INSTRUCTION: Write every record out again exactly, and keep images out of it.

LISTED ENTRIES:
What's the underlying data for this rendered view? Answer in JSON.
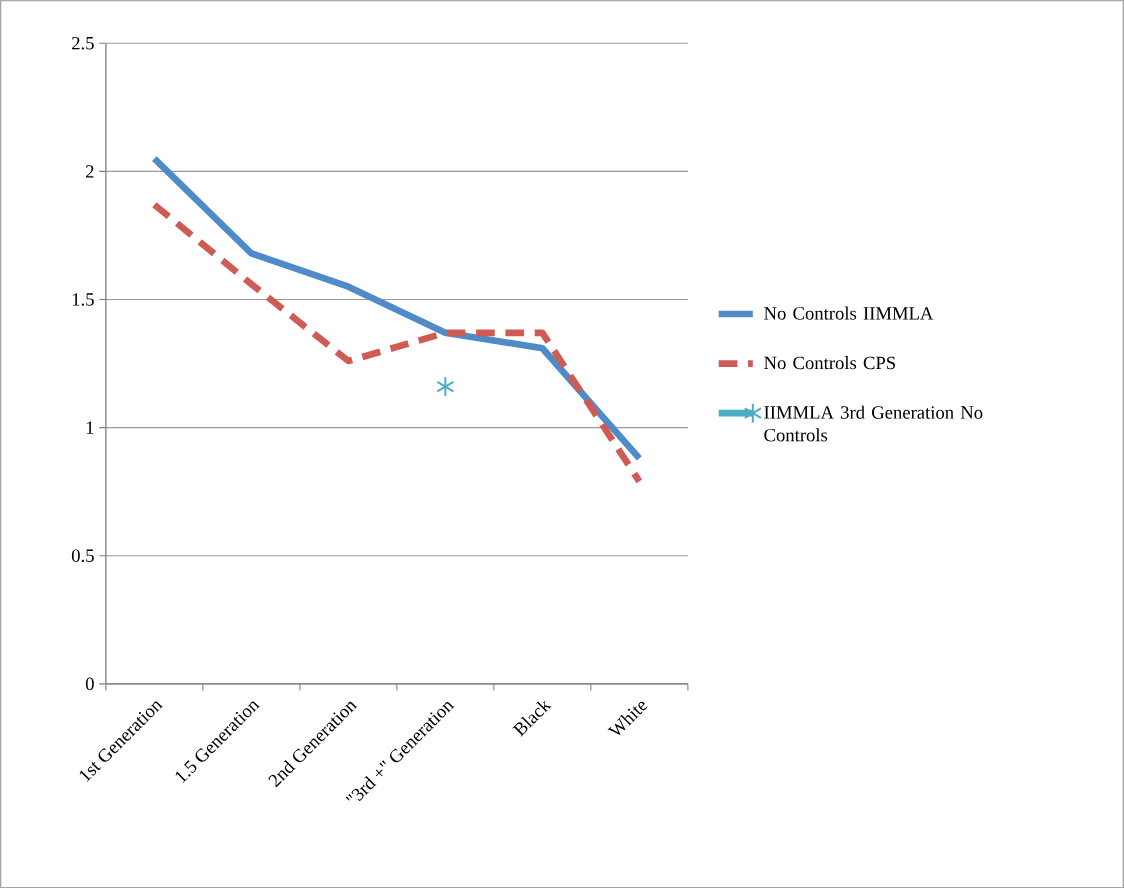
{
  "chart_data": {
    "type": "line",
    "categories": [
      "1st Generation",
      "1.5 Generation",
      "2nd Generation",
      "\"3rd +\" Generation",
      "Black",
      "White"
    ],
    "series": [
      {
        "name": "No Controls IIMMLA",
        "color": "#4f8ac9",
        "values": [
          2.05,
          1.68,
          1.55,
          1.37,
          1.31,
          0.88
        ],
        "line_style": "solid",
        "marker": "none"
      },
      {
        "name": "No Controls CPS",
        "color": "#cf5b55",
        "values": [
          1.87,
          1.56,
          1.26,
          1.37,
          1.37,
          0.79
        ],
        "line_style": "dashed",
        "marker": "none"
      },
      {
        "name": "IIMMLA 3rd Generation No Controls",
        "color": "#4bacc6",
        "values": [
          null,
          null,
          null,
          1.16,
          null,
          null
        ],
        "line_style": "solid",
        "marker": "cross"
      }
    ],
    "ylim": [
      0,
      2.5
    ],
    "yticks": [
      0,
      0.5,
      1,
      1.5,
      2,
      2.5
    ],
    "grid": "y",
    "legend": "right"
  }
}
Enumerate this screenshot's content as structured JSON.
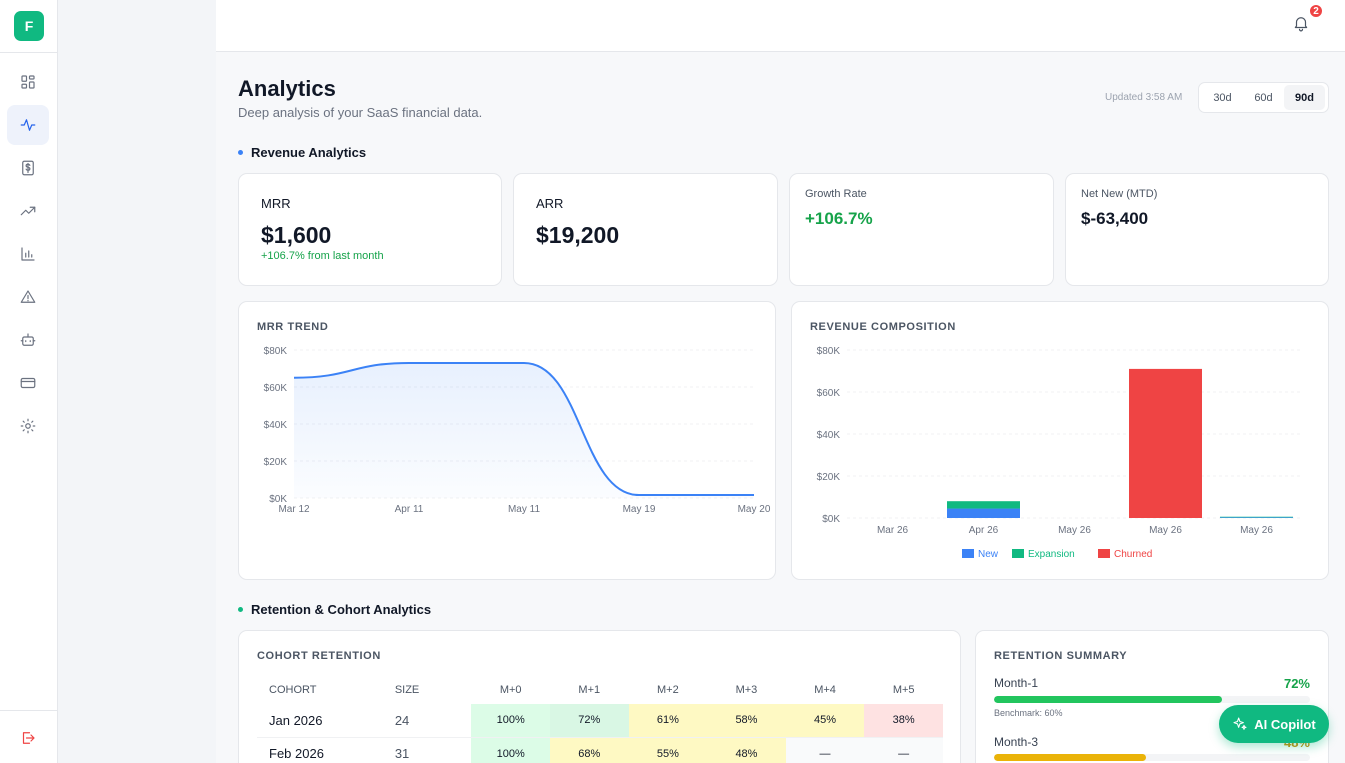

EXERCISE SOLUTION:
What's the underlying data for this rendered view? Answer in JSON.
{
  "chart_data": {
    "type": "line",
    "categories": [
      "1st Generation",
      "1.5 Generation",
      "2nd Generation",
      "\"3rd +\" Generation",
      "Black",
      "White"
    ],
    "series": [
      {
        "name": "No Controls IIMMLA",
        "color": "#4f8ac9",
        "values": [
          2.05,
          1.68,
          1.55,
          1.37,
          1.31,
          0.88
        ],
        "line_style": "solid",
        "marker": "none"
      },
      {
        "name": "No Controls CPS",
        "color": "#cf5b55",
        "values": [
          1.87,
          1.56,
          1.26,
          1.37,
          1.37,
          0.79
        ],
        "line_style": "dashed",
        "marker": "none"
      },
      {
        "name": "IIMMLA 3rd Generation No Controls",
        "color": "#4bacc6",
        "values": [
          null,
          null,
          null,
          1.16,
          null,
          null
        ],
        "line_style": "solid",
        "marker": "cross"
      }
    ],
    "ylim": [
      0,
      2.5
    ],
    "yticks": [
      0,
      0.5,
      1,
      1.5,
      2,
      2.5
    ],
    "grid": "y",
    "legend": "right"
  }
}
Enumerate this screenshot's content as structured JSON.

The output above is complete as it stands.